Record list:
┄┄┄┄┄┄

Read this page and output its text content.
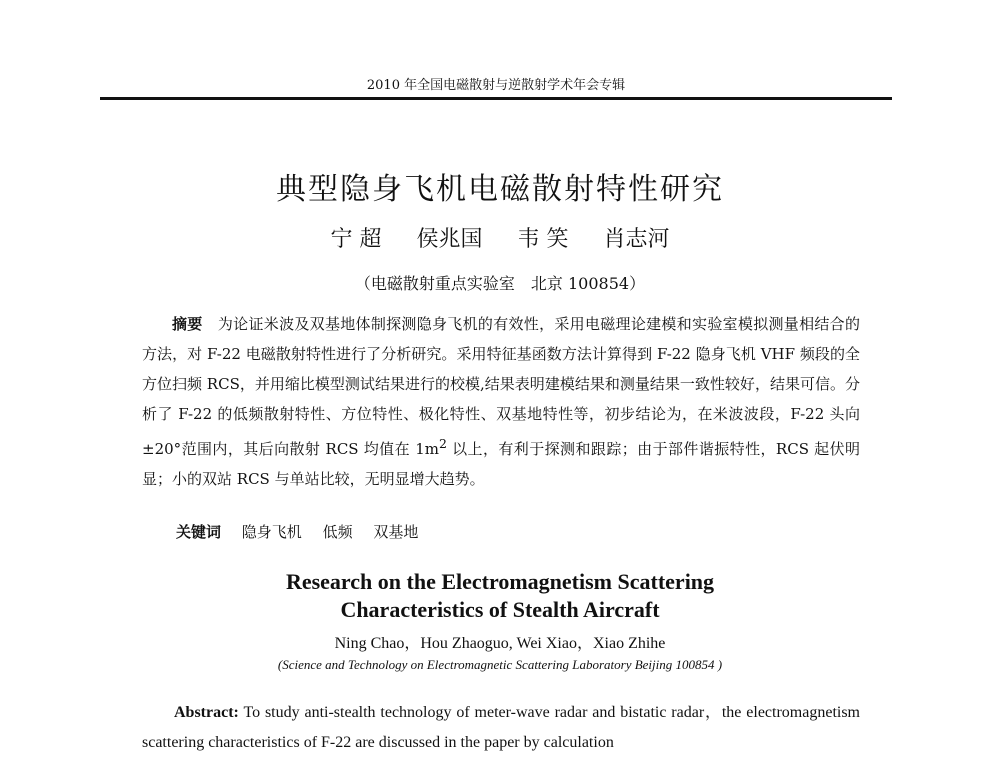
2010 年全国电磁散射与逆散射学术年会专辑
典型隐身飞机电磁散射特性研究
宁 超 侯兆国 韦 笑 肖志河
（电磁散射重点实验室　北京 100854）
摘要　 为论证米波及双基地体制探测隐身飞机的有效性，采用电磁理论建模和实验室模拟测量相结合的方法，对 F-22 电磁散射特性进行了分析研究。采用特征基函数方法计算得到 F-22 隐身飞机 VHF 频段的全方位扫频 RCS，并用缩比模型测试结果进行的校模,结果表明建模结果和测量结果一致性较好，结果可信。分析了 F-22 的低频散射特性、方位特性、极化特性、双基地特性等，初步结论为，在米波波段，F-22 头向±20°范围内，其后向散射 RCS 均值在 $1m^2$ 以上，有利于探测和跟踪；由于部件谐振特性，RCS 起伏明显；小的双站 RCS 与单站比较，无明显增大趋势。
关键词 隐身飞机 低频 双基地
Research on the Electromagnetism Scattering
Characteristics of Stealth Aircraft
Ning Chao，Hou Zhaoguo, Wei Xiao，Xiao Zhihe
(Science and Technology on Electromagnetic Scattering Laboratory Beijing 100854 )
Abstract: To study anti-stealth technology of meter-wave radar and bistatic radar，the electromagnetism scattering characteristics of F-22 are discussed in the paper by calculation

┄┄┄┄┄┄

Exercise instructions: Transcribe the full listing above exactly, with the images removed.

Problem solution:
Read this page and output its text content.
2010 年全国电磁散射与逆散射学术年会专辑
典型隐身飞机电磁散射特性研究
宁 超 侯兆国 韦 笑 肖志河
（电磁散射重点实验室　北京 100854）
摘要　 为论证米波及双基地体制探测隐身飞机的有效性，采用电磁理论建模和实验室模拟测量相结合的方法，对 F-22 电磁散射特性进行了分析研究。采用特征基函数方法计算得到 F-22 隐身飞机 VHF 频段的全方位扫频 RCS，并用缩比模型测试结果进行的校模,结果表明建模结果和测量结果一致性较好，结果可信。分析了 F-22 的低频散射特性、方位特性、极化特性、双基地特性等，初步结论为，在米波波段，F-22 头向±20°范围内，其后向散射 RCS 均值在 $1m^2$ 以上，有利于探测和跟踪；由于部件谐振特性，RCS 起伏明显；小的双站 RCS 与单站比较，无明显增大趋势。
关键词 隐身飞机 低频 双基地
Research on the Electromagnetism Scattering
Characteristics of Stealth Aircraft
Ning Chao，Hou Zhaoguo, Wei Xiao，Xiao Zhihe
(Science and Technology on Electromagnetic Scattering Laboratory Beijing 100854 )
Abstract: To study anti-stealth technology of meter-wave radar and bistatic radar，the electromagnetism scattering characteristics of F-22 are discussed in the paper by calculation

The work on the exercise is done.